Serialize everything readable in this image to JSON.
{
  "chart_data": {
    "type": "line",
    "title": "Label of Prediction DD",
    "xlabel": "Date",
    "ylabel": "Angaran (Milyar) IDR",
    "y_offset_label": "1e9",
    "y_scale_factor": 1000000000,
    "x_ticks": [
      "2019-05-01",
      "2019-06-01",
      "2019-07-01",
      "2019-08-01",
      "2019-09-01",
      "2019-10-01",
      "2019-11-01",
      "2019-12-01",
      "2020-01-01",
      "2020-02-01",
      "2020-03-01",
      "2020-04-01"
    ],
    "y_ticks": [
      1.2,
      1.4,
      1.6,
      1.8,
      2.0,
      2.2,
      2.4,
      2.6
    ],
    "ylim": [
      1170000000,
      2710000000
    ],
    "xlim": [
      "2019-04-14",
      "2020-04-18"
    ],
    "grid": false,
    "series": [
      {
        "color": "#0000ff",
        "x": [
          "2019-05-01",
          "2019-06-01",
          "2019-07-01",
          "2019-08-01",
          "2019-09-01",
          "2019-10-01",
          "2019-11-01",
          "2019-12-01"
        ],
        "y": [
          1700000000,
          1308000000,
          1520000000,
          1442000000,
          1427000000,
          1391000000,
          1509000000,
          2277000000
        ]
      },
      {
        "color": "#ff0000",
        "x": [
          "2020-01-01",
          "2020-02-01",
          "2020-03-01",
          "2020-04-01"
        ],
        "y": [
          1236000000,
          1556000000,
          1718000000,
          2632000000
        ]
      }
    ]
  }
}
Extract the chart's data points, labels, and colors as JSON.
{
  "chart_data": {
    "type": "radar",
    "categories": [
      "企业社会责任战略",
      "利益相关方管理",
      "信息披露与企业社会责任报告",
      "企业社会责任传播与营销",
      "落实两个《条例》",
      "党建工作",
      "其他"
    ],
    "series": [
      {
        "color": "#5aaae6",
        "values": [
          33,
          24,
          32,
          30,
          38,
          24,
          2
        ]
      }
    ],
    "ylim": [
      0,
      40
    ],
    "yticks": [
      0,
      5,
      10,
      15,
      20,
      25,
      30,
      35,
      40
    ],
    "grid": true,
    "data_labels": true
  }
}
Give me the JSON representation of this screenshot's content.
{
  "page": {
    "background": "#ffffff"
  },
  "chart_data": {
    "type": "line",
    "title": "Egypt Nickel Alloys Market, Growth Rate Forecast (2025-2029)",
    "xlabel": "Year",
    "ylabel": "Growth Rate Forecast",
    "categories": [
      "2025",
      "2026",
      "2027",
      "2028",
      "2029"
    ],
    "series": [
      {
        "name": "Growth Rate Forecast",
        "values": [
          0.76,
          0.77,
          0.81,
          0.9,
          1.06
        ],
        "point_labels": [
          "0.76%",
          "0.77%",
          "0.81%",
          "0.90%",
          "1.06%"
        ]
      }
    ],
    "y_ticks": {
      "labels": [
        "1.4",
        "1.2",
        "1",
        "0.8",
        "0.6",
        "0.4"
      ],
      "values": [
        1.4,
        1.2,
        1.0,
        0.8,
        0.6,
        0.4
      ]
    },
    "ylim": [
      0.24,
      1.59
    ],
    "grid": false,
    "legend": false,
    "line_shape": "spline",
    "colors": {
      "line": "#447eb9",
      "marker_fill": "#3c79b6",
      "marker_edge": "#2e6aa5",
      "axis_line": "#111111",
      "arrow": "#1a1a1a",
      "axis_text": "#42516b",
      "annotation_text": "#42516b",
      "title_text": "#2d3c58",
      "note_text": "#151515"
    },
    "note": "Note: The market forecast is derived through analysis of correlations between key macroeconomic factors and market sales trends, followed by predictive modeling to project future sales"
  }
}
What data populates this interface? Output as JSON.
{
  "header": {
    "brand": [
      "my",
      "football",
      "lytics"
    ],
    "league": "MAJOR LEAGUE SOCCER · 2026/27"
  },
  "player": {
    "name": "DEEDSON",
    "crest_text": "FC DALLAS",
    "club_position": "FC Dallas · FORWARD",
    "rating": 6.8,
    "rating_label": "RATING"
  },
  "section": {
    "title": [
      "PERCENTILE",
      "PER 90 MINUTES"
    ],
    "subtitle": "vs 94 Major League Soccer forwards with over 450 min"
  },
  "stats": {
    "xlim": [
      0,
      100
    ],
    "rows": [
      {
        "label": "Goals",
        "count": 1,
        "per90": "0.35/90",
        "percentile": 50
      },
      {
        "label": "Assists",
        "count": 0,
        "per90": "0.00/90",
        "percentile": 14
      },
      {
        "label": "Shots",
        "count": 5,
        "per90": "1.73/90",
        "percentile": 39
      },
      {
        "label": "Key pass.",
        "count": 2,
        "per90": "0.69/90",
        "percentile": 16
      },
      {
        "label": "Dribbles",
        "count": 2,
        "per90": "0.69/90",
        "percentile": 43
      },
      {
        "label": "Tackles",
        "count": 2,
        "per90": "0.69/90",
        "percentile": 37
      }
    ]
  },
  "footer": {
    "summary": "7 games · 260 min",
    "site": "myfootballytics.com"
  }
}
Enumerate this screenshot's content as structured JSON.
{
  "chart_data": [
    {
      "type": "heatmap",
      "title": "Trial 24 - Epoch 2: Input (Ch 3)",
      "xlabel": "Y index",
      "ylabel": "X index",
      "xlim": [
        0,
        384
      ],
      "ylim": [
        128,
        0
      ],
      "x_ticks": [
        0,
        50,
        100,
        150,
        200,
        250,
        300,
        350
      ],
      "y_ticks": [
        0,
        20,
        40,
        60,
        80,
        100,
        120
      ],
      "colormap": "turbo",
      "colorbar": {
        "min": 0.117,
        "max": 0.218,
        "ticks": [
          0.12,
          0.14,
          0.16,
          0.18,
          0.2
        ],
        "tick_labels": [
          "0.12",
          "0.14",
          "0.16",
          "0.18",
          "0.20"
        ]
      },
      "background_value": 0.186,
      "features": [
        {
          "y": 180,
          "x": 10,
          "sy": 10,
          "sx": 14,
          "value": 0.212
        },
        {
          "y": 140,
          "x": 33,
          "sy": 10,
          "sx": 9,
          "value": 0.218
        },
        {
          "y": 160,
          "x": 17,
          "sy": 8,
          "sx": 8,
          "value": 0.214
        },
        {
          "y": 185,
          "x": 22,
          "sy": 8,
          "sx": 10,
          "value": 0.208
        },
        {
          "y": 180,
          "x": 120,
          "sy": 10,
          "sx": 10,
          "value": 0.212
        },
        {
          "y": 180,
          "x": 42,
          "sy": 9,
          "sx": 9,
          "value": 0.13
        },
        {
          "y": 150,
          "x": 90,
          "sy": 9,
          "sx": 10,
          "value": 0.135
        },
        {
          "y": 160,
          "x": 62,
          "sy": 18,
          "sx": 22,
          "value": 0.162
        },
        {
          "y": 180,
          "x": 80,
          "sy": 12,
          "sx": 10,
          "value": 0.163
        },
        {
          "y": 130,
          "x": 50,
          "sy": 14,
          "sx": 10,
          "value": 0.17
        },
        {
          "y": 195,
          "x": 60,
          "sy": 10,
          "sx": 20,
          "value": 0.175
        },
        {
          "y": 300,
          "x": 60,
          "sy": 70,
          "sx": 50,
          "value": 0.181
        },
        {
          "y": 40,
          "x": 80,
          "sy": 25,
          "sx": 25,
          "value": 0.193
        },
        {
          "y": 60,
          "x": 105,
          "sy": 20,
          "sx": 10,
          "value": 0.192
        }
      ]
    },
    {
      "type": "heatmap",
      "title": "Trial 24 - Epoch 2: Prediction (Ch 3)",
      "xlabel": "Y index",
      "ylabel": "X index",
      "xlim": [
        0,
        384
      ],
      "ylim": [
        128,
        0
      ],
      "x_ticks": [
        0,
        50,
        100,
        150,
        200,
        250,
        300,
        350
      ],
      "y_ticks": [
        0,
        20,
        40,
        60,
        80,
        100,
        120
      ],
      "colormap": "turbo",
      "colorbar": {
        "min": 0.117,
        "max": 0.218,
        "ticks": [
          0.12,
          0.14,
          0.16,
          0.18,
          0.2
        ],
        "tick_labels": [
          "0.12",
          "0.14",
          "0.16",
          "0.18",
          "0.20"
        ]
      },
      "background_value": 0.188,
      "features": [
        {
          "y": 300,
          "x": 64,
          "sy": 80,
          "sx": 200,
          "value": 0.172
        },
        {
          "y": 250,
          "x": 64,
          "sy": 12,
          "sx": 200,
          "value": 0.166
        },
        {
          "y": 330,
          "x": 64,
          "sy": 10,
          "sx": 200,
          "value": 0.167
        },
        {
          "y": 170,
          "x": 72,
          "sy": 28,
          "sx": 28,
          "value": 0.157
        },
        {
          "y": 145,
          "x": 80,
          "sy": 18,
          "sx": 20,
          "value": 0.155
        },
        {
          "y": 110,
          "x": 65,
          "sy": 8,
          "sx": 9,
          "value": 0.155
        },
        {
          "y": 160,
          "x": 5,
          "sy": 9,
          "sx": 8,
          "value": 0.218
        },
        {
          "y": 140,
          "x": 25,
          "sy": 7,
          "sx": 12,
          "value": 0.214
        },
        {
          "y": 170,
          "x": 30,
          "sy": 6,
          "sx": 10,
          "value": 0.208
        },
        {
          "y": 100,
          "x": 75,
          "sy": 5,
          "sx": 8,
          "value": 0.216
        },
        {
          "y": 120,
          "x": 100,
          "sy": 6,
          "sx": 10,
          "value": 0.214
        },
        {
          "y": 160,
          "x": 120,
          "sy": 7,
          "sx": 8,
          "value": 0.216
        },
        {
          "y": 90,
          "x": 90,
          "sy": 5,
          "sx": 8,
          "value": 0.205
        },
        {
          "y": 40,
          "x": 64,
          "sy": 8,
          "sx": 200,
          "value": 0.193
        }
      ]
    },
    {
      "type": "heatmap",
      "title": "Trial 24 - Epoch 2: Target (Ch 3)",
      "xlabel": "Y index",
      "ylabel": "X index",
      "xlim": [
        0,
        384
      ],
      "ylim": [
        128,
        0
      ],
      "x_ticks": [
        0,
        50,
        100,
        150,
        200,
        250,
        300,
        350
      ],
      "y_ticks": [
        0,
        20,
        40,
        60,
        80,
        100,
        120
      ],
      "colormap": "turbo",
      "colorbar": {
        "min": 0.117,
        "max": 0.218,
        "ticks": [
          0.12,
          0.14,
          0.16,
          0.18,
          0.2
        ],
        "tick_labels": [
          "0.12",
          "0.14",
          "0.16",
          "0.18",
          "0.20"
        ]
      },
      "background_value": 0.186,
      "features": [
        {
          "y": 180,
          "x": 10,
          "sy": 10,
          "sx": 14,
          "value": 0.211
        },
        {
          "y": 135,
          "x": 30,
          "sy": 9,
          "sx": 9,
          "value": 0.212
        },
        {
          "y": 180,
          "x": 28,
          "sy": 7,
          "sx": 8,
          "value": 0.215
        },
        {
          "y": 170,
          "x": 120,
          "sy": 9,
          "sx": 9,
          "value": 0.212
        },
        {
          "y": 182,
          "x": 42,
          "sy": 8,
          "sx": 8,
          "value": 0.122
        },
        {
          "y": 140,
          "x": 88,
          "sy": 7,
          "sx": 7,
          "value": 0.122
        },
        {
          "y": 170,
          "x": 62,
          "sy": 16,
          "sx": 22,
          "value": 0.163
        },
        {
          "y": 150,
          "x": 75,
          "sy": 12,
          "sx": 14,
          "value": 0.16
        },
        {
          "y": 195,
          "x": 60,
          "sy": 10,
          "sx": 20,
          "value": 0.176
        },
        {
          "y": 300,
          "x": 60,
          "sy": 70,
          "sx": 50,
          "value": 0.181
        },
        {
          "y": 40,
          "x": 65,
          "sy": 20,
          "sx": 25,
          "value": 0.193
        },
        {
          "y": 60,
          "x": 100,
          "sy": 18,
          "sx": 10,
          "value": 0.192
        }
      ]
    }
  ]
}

⁂

EXERCISE PROMPT — In the entries above, identify each line that includes the string "content", then copy it.

SOLVED PROBLEM —
Give me the JSON representation of this screenshot's content.
Enumerate this screenshot's content as structured JSON.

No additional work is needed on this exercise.